Pictures do not belong in the copy; quote every entry below exactly.
— BEGIN Source material —
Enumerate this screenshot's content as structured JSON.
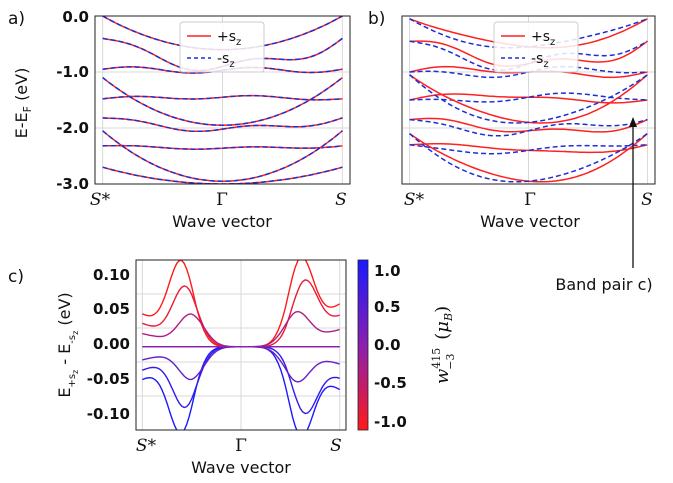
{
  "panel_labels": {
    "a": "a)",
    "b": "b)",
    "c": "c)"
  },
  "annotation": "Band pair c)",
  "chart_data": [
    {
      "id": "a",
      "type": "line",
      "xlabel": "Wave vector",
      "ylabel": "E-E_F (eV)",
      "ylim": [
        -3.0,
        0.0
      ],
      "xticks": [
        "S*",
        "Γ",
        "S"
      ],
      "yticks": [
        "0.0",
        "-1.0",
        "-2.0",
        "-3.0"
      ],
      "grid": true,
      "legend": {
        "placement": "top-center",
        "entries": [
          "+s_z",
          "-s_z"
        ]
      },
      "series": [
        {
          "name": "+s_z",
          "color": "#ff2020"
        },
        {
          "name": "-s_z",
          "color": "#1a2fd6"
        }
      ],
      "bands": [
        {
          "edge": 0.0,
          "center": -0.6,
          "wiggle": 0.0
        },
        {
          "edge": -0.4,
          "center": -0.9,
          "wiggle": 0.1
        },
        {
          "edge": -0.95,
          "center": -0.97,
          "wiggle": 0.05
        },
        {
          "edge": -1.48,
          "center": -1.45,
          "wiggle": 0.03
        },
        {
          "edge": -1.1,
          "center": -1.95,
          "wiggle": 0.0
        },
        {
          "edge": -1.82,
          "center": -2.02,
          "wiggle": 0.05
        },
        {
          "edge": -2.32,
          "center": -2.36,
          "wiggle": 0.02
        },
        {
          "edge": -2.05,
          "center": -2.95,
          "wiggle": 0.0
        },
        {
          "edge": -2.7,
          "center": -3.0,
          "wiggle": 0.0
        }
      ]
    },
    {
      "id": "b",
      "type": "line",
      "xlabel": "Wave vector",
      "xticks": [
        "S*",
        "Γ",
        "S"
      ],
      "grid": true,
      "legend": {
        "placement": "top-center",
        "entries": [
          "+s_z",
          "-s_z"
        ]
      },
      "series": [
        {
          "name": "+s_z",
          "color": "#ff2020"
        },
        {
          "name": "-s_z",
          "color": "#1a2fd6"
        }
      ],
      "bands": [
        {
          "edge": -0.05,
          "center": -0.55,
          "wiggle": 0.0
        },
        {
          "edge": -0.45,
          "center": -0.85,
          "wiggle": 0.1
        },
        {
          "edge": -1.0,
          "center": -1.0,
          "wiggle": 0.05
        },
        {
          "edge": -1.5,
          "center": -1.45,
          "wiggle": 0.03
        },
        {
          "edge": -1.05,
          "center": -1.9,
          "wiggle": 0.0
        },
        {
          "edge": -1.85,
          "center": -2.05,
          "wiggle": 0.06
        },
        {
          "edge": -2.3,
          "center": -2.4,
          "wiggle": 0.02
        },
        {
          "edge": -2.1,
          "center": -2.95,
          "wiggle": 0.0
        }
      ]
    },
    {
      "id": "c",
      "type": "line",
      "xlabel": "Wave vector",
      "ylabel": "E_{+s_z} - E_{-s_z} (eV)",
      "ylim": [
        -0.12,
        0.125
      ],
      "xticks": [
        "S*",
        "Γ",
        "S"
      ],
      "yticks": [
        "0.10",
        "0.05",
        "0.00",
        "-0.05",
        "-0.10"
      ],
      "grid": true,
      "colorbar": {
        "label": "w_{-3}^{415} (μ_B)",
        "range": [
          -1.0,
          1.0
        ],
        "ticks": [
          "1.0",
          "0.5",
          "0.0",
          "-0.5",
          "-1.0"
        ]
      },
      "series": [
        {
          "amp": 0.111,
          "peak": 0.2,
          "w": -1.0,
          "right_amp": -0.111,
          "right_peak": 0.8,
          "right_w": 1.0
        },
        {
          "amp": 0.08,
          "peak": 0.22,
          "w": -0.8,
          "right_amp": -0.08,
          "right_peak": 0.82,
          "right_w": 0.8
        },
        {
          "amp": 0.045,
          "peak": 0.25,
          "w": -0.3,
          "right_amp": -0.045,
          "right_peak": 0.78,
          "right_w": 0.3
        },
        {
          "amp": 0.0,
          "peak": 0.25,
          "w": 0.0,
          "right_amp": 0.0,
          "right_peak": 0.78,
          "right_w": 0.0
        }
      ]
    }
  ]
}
— END Source material —
# Finished task:
Enumerate this screenshot's content as structured JSON.
{
  "panel_labels": {
    "a": "a)",
    "b": "b)",
    "c": "c)"
  },
  "annotation": "Band pair c)",
  "chart_data": [
    {
      "id": "a",
      "type": "line",
      "xlabel": "Wave vector",
      "ylabel": "E-E_F (eV)",
      "ylim": [
        -3.0,
        0.0
      ],
      "xticks": [
        "S*",
        "Γ",
        "S"
      ],
      "yticks": [
        "0.0",
        "-1.0",
        "-2.0",
        "-3.0"
      ],
      "grid": true,
      "legend": {
        "placement": "top-center",
        "entries": [
          "+s_z",
          "-s_z"
        ]
      },
      "series": [
        {
          "name": "+s_z",
          "color": "#ff2020"
        },
        {
          "name": "-s_z",
          "color": "#1a2fd6"
        }
      ],
      "bands": [
        {
          "edge": 0.0,
          "center": -0.6,
          "wiggle": 0.0
        },
        {
          "edge": -0.4,
          "center": -0.9,
          "wiggle": 0.1
        },
        {
          "edge": -0.95,
          "center": -0.97,
          "wiggle": 0.05
        },
        {
          "edge": -1.48,
          "center": -1.45,
          "wiggle": 0.03
        },
        {
          "edge": -1.1,
          "center": -1.95,
          "wiggle": 0.0
        },
        {
          "edge": -1.82,
          "center": -2.02,
          "wiggle": 0.05
        },
        {
          "edge": -2.32,
          "center": -2.36,
          "wiggle": 0.02
        },
        {
          "edge": -2.05,
          "center": -2.95,
          "wiggle": 0.0
        },
        {
          "edge": -2.7,
          "center": -3.0,
          "wiggle": 0.0
        }
      ]
    },
    {
      "id": "b",
      "type": "line",
      "xlabel": "Wave vector",
      "xticks": [
        "S*",
        "Γ",
        "S"
      ],
      "grid": true,
      "legend": {
        "placement": "top-center",
        "entries": [
          "+s_z",
          "-s_z"
        ]
      },
      "series": [
        {
          "name": "+s_z",
          "color": "#ff2020"
        },
        {
          "name": "-s_z",
          "color": "#1a2fd6"
        }
      ],
      "bands": [
        {
          "edge": -0.05,
          "center": -0.55,
          "wiggle": 0.0
        },
        {
          "edge": -0.45,
          "center": -0.85,
          "wiggle": 0.1
        },
        {
          "edge": -1.0,
          "center": -1.0,
          "wiggle": 0.05
        },
        {
          "edge": -1.5,
          "center": -1.45,
          "wiggle": 0.03
        },
        {
          "edge": -1.05,
          "center": -1.9,
          "wiggle": 0.0
        },
        {
          "edge": -1.85,
          "center": -2.05,
          "wiggle": 0.06
        },
        {
          "edge": -2.3,
          "center": -2.4,
          "wiggle": 0.02
        },
        {
          "edge": -2.1,
          "center": -2.95,
          "wiggle": 0.0
        }
      ]
    },
    {
      "id": "c",
      "type": "line",
      "xlabel": "Wave vector",
      "ylabel": "E_{+s_z} - E_{-s_z} (eV)",
      "ylim": [
        -0.12,
        0.125
      ],
      "xticks": [
        "S*",
        "Γ",
        "S"
      ],
      "yticks": [
        "0.10",
        "0.05",
        "0.00",
        "-0.05",
        "-0.10"
      ],
      "grid": true,
      "colorbar": {
        "label": "w_{-3}^{415} (μ_B)",
        "range": [
          -1.0,
          1.0
        ],
        "ticks": [
          "1.0",
          "0.5",
          "0.0",
          "-0.5",
          "-1.0"
        ]
      },
      "series": [
        {
          "amp": 0.111,
          "peak": 0.2,
          "w": -1.0,
          "right_amp": -0.111,
          "right_peak": 0.8,
          "right_w": 1.0
        },
        {
          "amp": 0.08,
          "peak": 0.22,
          "w": -0.8,
          "right_amp": -0.08,
          "right_peak": 0.82,
          "right_w": 0.8
        },
        {
          "amp": 0.045,
          "peak": 0.25,
          "w": -0.3,
          "right_amp": -0.045,
          "right_peak": 0.78,
          "right_w": 0.3
        },
        {
          "amp": 0.0,
          "peak": 0.25,
          "w": 0.0,
          "right_amp": 0.0,
          "right_peak": 0.78,
          "right_w": 0.0
        }
      ]
    }
  ]
}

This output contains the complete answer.